───── Record set ─────

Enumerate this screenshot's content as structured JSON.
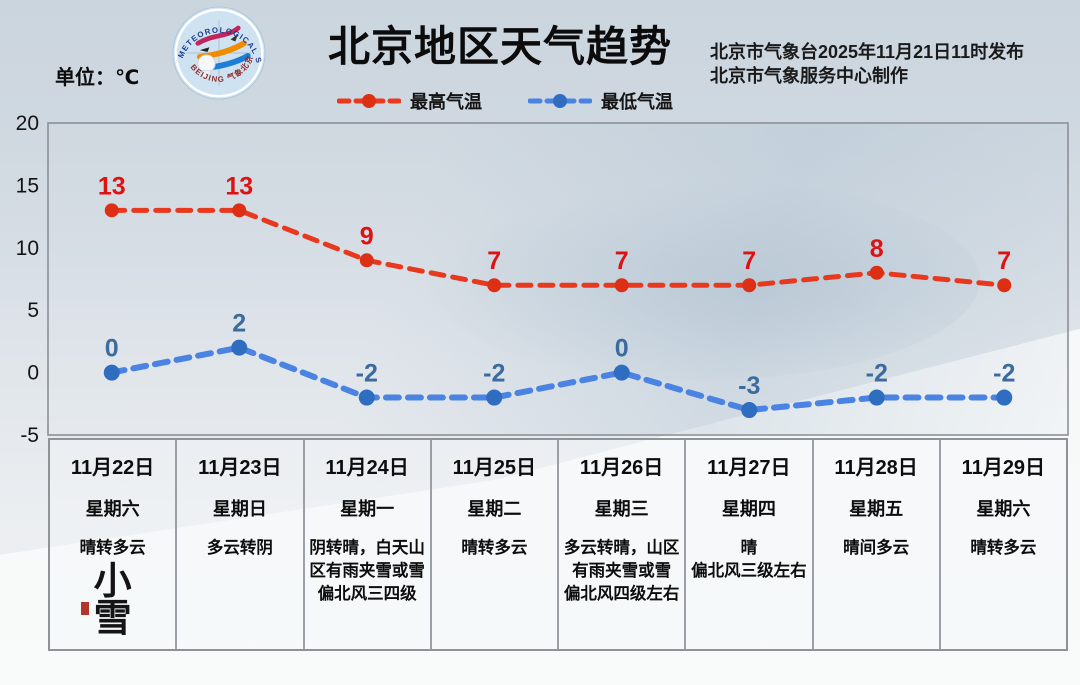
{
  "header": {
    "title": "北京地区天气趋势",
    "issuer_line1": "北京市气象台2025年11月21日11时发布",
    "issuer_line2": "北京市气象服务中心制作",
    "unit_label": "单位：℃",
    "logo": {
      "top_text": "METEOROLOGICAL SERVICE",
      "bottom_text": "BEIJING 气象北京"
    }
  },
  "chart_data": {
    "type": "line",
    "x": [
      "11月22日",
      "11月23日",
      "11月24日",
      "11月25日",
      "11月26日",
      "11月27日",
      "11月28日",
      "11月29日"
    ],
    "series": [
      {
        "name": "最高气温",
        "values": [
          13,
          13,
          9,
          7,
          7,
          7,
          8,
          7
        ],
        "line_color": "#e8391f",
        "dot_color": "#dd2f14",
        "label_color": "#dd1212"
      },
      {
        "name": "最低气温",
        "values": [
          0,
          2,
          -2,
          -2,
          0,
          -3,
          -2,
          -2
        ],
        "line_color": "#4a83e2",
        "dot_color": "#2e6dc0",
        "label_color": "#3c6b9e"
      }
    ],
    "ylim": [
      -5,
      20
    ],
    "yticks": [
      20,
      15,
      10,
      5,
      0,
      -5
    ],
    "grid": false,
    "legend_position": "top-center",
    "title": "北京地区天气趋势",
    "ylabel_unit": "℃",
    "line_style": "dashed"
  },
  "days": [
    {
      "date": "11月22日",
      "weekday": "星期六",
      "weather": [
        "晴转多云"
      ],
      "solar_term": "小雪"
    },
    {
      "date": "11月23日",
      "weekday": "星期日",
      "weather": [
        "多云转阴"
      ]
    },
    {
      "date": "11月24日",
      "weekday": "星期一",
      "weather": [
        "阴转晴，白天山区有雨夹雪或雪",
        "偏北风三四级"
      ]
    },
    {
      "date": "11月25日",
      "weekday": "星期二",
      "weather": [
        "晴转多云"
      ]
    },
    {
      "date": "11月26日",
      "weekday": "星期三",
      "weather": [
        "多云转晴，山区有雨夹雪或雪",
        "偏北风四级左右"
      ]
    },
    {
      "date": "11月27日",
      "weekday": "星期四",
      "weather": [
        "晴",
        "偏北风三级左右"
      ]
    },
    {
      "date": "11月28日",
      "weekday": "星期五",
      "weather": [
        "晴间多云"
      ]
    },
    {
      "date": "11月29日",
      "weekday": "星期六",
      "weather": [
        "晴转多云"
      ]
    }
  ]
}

─────

- **Stated task**
Copy each line above precisely, dropping the pictures.

- **The result**
Enumerate this screenshot's content as structured JSON.
{
  "header": {
    "title": "北京地区天气趋势",
    "issuer_line1": "北京市气象台2025年11月21日11时发布",
    "issuer_line2": "北京市气象服务中心制作",
    "unit_label": "单位：℃",
    "logo": {
      "top_text": "METEOROLOGICAL SERVICE",
      "bottom_text": "BEIJING 气象北京"
    }
  },
  "chart_data": {
    "type": "line",
    "x": [
      "11月22日",
      "11月23日",
      "11月24日",
      "11月25日",
      "11月26日",
      "11月27日",
      "11月28日",
      "11月29日"
    ],
    "series": [
      {
        "name": "最高气温",
        "values": [
          13,
          13,
          9,
          7,
          7,
          7,
          8,
          7
        ],
        "line_color": "#e8391f",
        "dot_color": "#dd2f14",
        "label_color": "#dd1212"
      },
      {
        "name": "最低气温",
        "values": [
          0,
          2,
          -2,
          -2,
          0,
          -3,
          -2,
          -2
        ],
        "line_color": "#4a83e2",
        "dot_color": "#2e6dc0",
        "label_color": "#3c6b9e"
      }
    ],
    "ylim": [
      -5,
      20
    ],
    "yticks": [
      20,
      15,
      10,
      5,
      0,
      -5
    ],
    "grid": false,
    "legend_position": "top-center",
    "title": "北京地区天气趋势",
    "ylabel_unit": "℃",
    "line_style": "dashed"
  },
  "days": [
    {
      "date": "11月22日",
      "weekday": "星期六",
      "weather": [
        "晴转多云"
      ],
      "solar_term": "小雪"
    },
    {
      "date": "11月23日",
      "weekday": "星期日",
      "weather": [
        "多云转阴"
      ]
    },
    {
      "date": "11月24日",
      "weekday": "星期一",
      "weather": [
        "阴转晴，白天山区有雨夹雪或雪",
        "偏北风三四级"
      ]
    },
    {
      "date": "11月25日",
      "weekday": "星期二",
      "weather": [
        "晴转多云"
      ]
    },
    {
      "date": "11月26日",
      "weekday": "星期三",
      "weather": [
        "多云转晴，山区有雨夹雪或雪",
        "偏北风四级左右"
      ]
    },
    {
      "date": "11月27日",
      "weekday": "星期四",
      "weather": [
        "晴",
        "偏北风三级左右"
      ]
    },
    {
      "date": "11月28日",
      "weekday": "星期五",
      "weather": [
        "晴间多云"
      ]
    },
    {
      "date": "11月29日",
      "weekday": "星期六",
      "weather": [
        "晴转多云"
      ]
    }
  ]
}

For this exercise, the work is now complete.